How many lines hold the string "index"? Reply with the number alone.

— Collected data —

____________

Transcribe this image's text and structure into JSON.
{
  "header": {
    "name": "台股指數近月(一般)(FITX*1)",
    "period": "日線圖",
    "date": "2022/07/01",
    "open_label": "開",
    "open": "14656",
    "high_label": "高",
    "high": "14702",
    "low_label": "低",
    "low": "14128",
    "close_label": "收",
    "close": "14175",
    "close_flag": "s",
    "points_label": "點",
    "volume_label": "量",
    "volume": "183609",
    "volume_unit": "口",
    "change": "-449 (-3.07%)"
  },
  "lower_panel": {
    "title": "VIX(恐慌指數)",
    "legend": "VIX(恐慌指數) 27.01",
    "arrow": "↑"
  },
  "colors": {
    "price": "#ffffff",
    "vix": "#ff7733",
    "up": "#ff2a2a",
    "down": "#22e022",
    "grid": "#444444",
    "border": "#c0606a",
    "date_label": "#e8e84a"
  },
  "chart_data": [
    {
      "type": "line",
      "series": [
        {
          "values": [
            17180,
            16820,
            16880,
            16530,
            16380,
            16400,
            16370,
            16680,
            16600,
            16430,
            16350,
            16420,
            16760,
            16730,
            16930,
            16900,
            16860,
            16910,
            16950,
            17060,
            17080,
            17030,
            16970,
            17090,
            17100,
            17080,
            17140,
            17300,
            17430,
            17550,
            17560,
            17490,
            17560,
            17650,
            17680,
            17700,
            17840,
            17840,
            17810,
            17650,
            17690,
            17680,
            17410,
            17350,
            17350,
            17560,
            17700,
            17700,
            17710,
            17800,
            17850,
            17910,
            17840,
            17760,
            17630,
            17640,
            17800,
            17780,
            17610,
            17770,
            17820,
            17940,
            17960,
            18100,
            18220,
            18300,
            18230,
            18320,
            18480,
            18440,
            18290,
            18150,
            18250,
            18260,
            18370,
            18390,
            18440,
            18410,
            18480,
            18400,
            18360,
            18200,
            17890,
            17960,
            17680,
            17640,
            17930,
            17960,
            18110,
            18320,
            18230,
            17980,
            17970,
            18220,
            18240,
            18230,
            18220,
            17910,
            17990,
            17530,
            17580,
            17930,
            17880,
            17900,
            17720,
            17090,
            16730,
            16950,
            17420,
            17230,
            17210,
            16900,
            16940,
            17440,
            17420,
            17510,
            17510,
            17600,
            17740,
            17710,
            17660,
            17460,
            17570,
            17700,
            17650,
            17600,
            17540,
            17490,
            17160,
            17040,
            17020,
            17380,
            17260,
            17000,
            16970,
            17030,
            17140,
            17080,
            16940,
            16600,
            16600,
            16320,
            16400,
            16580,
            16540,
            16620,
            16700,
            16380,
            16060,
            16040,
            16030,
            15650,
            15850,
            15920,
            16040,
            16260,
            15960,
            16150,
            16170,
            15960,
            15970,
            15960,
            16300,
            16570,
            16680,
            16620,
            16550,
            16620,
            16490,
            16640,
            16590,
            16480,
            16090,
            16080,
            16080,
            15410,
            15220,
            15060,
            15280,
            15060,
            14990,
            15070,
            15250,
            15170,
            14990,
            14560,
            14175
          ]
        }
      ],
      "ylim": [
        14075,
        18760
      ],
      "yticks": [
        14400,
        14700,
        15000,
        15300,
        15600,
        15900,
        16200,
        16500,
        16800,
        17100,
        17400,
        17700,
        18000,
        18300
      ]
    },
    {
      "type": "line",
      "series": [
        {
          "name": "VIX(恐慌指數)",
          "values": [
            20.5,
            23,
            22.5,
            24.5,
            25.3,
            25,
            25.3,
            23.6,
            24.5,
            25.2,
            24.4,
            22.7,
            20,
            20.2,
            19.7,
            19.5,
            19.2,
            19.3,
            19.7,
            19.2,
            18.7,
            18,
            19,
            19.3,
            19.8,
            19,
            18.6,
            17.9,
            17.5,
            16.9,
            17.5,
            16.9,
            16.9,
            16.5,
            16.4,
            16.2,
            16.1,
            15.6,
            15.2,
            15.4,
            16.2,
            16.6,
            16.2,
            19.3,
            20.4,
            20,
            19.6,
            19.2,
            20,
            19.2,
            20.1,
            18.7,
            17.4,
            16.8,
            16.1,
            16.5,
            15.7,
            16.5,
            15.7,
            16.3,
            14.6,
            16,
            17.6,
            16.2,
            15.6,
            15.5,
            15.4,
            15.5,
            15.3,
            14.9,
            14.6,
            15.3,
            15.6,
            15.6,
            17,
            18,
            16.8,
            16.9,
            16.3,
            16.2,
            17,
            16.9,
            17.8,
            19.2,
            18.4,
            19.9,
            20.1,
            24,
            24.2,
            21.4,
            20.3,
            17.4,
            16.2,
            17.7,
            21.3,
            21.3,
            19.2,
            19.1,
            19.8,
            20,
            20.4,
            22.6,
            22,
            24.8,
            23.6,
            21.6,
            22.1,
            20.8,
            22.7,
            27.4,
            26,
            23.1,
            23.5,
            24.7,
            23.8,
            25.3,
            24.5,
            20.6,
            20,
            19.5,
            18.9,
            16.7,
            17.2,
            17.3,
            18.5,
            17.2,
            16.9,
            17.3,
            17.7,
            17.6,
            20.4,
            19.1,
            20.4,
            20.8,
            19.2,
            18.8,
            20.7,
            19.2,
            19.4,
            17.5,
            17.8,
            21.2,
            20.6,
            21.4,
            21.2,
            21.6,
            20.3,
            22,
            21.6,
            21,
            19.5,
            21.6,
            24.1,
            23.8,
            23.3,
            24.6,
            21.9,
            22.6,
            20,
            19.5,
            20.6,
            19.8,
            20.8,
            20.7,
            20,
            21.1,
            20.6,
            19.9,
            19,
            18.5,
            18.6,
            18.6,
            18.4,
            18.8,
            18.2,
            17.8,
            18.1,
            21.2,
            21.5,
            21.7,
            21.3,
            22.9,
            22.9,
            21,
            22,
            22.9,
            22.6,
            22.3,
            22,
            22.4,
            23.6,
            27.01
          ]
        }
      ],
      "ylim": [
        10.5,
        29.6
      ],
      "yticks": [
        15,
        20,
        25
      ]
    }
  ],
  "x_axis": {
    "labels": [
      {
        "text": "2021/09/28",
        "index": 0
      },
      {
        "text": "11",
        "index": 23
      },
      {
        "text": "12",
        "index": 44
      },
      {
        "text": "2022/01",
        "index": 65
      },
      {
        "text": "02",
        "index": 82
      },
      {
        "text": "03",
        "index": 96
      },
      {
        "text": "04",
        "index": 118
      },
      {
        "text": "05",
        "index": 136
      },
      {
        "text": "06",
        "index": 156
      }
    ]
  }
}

____________

— PROBLEM SOLUTION —
9